(WHAT IS ASKED): Every record below is to be retyped exactly.

··· DATA SHOWN

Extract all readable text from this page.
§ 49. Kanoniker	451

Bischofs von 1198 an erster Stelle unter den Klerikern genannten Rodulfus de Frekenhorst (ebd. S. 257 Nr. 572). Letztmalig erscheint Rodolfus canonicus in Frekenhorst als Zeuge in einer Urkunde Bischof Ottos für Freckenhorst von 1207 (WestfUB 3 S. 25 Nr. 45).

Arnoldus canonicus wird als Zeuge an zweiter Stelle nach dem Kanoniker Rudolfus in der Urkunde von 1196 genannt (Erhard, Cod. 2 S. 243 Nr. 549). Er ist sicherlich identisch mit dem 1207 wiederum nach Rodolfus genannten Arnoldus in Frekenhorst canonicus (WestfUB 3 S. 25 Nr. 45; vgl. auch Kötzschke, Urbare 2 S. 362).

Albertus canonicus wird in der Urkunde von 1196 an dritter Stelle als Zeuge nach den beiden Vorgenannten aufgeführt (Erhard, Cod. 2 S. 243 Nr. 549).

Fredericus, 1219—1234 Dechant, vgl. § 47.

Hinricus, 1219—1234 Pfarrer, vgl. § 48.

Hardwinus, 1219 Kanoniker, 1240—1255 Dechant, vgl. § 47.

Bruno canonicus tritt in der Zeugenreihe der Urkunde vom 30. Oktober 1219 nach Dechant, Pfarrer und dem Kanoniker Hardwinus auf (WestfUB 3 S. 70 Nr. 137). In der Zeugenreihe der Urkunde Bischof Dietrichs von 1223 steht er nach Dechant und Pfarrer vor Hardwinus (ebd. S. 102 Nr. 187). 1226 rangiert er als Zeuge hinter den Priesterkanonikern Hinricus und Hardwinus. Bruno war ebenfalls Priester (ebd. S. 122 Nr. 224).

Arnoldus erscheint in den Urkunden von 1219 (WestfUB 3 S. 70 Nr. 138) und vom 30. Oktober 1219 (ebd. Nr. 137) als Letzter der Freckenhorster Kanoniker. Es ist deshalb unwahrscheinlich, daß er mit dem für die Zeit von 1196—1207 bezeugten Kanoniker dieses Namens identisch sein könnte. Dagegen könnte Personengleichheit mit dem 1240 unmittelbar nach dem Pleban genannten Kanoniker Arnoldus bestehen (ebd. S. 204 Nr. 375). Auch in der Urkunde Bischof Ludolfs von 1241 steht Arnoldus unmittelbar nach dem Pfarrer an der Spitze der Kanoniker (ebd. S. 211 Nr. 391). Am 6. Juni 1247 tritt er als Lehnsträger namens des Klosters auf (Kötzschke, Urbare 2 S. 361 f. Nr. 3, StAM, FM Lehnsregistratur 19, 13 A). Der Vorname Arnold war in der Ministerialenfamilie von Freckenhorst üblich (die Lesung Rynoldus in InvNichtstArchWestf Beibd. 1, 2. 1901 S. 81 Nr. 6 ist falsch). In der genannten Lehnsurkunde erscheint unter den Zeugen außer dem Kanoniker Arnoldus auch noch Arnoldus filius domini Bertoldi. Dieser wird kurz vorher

······

(SOLUTION):
Extract all readable text from this page.
§ 49. Kanoniker	451

Bischofs von 1198 an erster Stelle unter den Klerikern genannten Rodulfus de Frekenhorst (ebd. S. 257 Nr. 572). Letztmalig erscheint Rodolfus canonicus in Frekenhorst als Zeuge in einer Urkunde Bischof Ottos für Freckenhorst von 1207 (WestfUB 3 S. 25 Nr. 45).

Arnoldus canonicus wird als Zeuge an zweiter Stelle nach dem Kanoniker Rudolfus in der Urkunde von 1196 genannt (Erhard, Cod. 2 S. 243 Nr. 549). Er ist sicherlich identisch mit dem 1207 wiederum nach Rodolfus genannten Arnoldus in Frekenhorst canonicus (WestfUB 3 S. 25 Nr. 45; vgl. auch Kötzschke, Urbare 2 S. 362).

Albertus canonicus wird in der Urkunde von 1196 an dritter Stelle als Zeuge nach den beiden Vorgenannten aufgeführt (Erhard, Cod. 2 S. 243 Nr. 549).

Fredericus, 1219—1234 Dechant, vgl. § 47.

Hinricus, 1219—1234 Pfarrer, vgl. § 48.

Hardwinus, 1219 Kanoniker, 1240—1255 Dechant, vgl. § 47.

Bruno canonicus tritt in der Zeugenreihe der Urkunde vom 30. Oktober 1219 nach Dechant, Pfarrer und dem Kanoniker Hardwinus auf (WestfUB 3 S. 70 Nr. 137). In der Zeugenreihe der Urkunde Bischof Dietrichs von 1223 steht er nach Dechant und Pfarrer vor Hardwinus (ebd. S. 102 Nr. 187). 1226 rangiert er als Zeuge hinter den Priesterkanonikern Hinricus und Hardwinus. Bruno war ebenfalls Priester (ebd. S. 122 Nr. 224).

Arnoldus erscheint in den Urkunden von 1219 (WestfUB 3 S. 70 Nr. 138) und vom 30. Oktober 1219 (ebd. Nr. 137) als Letzter der Freckenhorster Kanoniker. Es ist deshalb unwahrscheinlich, daß er mit dem für die Zeit von 1196—1207 bezeugten Kanoniker dieses Namens identisch sein könnte. Dagegen könnte Personengleichheit mit dem 1240 unmittelbar nach dem Pleban genannten Kanoniker Arnoldus bestehen (ebd. S. 204 Nr. 375). Auch in der Urkunde Bischof Ludolfs von 1241 steht Arnoldus unmittelbar nach dem Pfarrer an der Spitze der Kanoniker (ebd. S. 211 Nr. 391). Am 6. Juni 1247 tritt er als Lehnsträger namens des Klosters auf (Kötzschke, Urbare 2 S. 361 f. Nr. 3, StAM, FM Lehnsregistratur 19, 13 A). Der Vorname Arnold war in der Ministerialenfamilie von Freckenhorst üblich (die Lesung Rynoldus in InvNichtstArchWestf Beibd. 1, 2. 1901 S. 81 Nr. 6 ist falsch). In der genannten Lehnsurkunde erscheint unter den Zeugen außer dem Kanoniker Arnoldus auch noch Arnoldus filius domini Bertoldi. Dieser wird kurz vorher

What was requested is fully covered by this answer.